Go through the entries below and retype them exactly, omitting each picture.
##### Task input
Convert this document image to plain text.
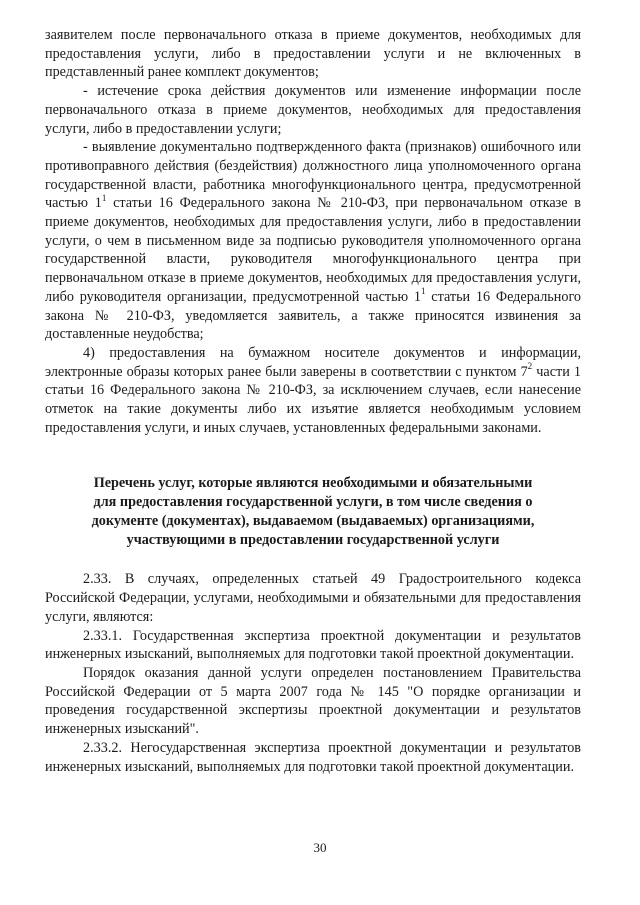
заявителем после первоначального отказа в приеме документов, необходимых для предоставления услуги, либо в предоставлении услуги и не включенных в представленный ранее комплект документов;

- истечение срока действия документов или изменение информации после первоначального отказа в приеме документов, необходимых для предоставления услуги, либо в предоставлении услуги;

- выявление документально подтвержденного факта (признаков) ошибочного или противоправного действия (бездействия) должностного лица уполномоченного органа государственной власти, работника многофункционального центра, предусмотренной частью $1^1$ статьи 16 Федерального закона № 210-ФЗ, при первоначальном отказе в приеме документов, необходимых для предоставления услуги, либо в предоставлении услуги, о чем в письменном виде за подписью руководителя уполномоченного органа государственной власти, руководителя многофункционального центра при первоначальном отказе в приеме документов, необходимых для предоставления услуги, либо руководителя организации, предусмотренной частью $1^1$ статьи 16 Федерального закона № 210-ФЗ, уведомляется заявитель, а также приносятся извинения за доставленные неудобства;

4) предоставления на бумажном носителе документов и информации, электронные образы которых ранее были заверены в соответствии с пунктом $7^2$ части 1 статьи 16 Федерального закона № 210-ФЗ, за исключением случаев, если нанесение отметок на такие документы либо их изъятие является необходимым условием предоставления услуги, и иных случаев, установленных федеральными законами.

Перечень услуг, которые являются необходимыми и обязательными
для предоставления государственной услуги, в том числе сведения о
документе (документах), выдаваемом (выдаваемых) организациями,
участвующими в предоставлении государственной услуги

2.33. В случаях, определенных статьей 49 Градостроительного кодекса Российской Федерации, услугами, необходимыми и обязательными для предоставления услуги, являются:

2.33.1. Государственная экспертиза проектной документации и результатов инженерных изысканий, выполняемых для подготовки такой проектной документации.

Порядок оказания данной услуги определен постановлением Правительства Российской Федерации от 5 марта 2007 года № 145 "О порядке организации и проведения государственной экспертизы проектной документации и результатов инженерных изысканий".

2.33.2. Негосударственная экспертиза проектной документации и результатов инженерных изысканий, выполняемых для подготовки такой проектной документации.

30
##########
> **Written answer**
Convert this document image to plain text.
заявителем после первоначального отказа в приеме документов, необходимых для предоставления услуги, либо в предоставлении услуги и не включенных в представленный ранее комплект документов;

- истечение срока действия документов или изменение информации после первоначального отказа в приеме документов, необходимых для предоставления услуги, либо в предоставлении услуги;

- выявление документально подтвержденного факта (признаков) ошибочного или противоправного действия (бездействия) должностного лица уполномоченного органа государственной власти, работника многофункционального центра, предусмотренной частью $1^1$ статьи 16 Федерального закона № 210-ФЗ, при первоначальном отказе в приеме документов, необходимых для предоставления услуги, либо в предоставлении услуги, о чем в письменном виде за подписью руководителя уполномоченного органа государственной власти, руководителя многофункционального центра при первоначальном отказе в приеме документов, необходимых для предоставления услуги, либо руководителя организации, предусмотренной частью $1^1$ статьи 16 Федерального закона № 210-ФЗ, уведомляется заявитель, а также приносятся извинения за доставленные неудобства;

4) предоставления на бумажном носителе документов и информации, электронные образы которых ранее были заверены в соответствии с пунктом $7^2$ части 1 статьи 16 Федерального закона № 210-ФЗ, за исключением случаев, если нанесение отметок на такие документы либо их изъятие является необходимым условием предоставления услуги, и иных случаев, установленных федеральными законами.

Перечень услуг, которые являются необходимыми и обязательными
для предоставления государственной услуги, в том числе сведения о
документе (документах), выдаваемом (выдаваемых) организациями,
участвующими в предоставлении государственной услуги

2.33. В случаях, определенных статьей 49 Градостроительного кодекса Российской Федерации, услугами, необходимыми и обязательными для предоставления услуги, являются:

2.33.1. Государственная экспертиза проектной документации и результатов инженерных изысканий, выполняемых для подготовки такой проектной документации.

Порядок оказания данной услуги определен постановлением Правительства Российской Федерации от 5 марта 2007 года № 145 "О порядке организации и проведения государственной экспертизы проектной документации и результатов инженерных изысканий".

2.33.2. Негосударственная экспертиза проектной документации и результатов инженерных изысканий, выполняемых для подготовки такой проектной документации.

30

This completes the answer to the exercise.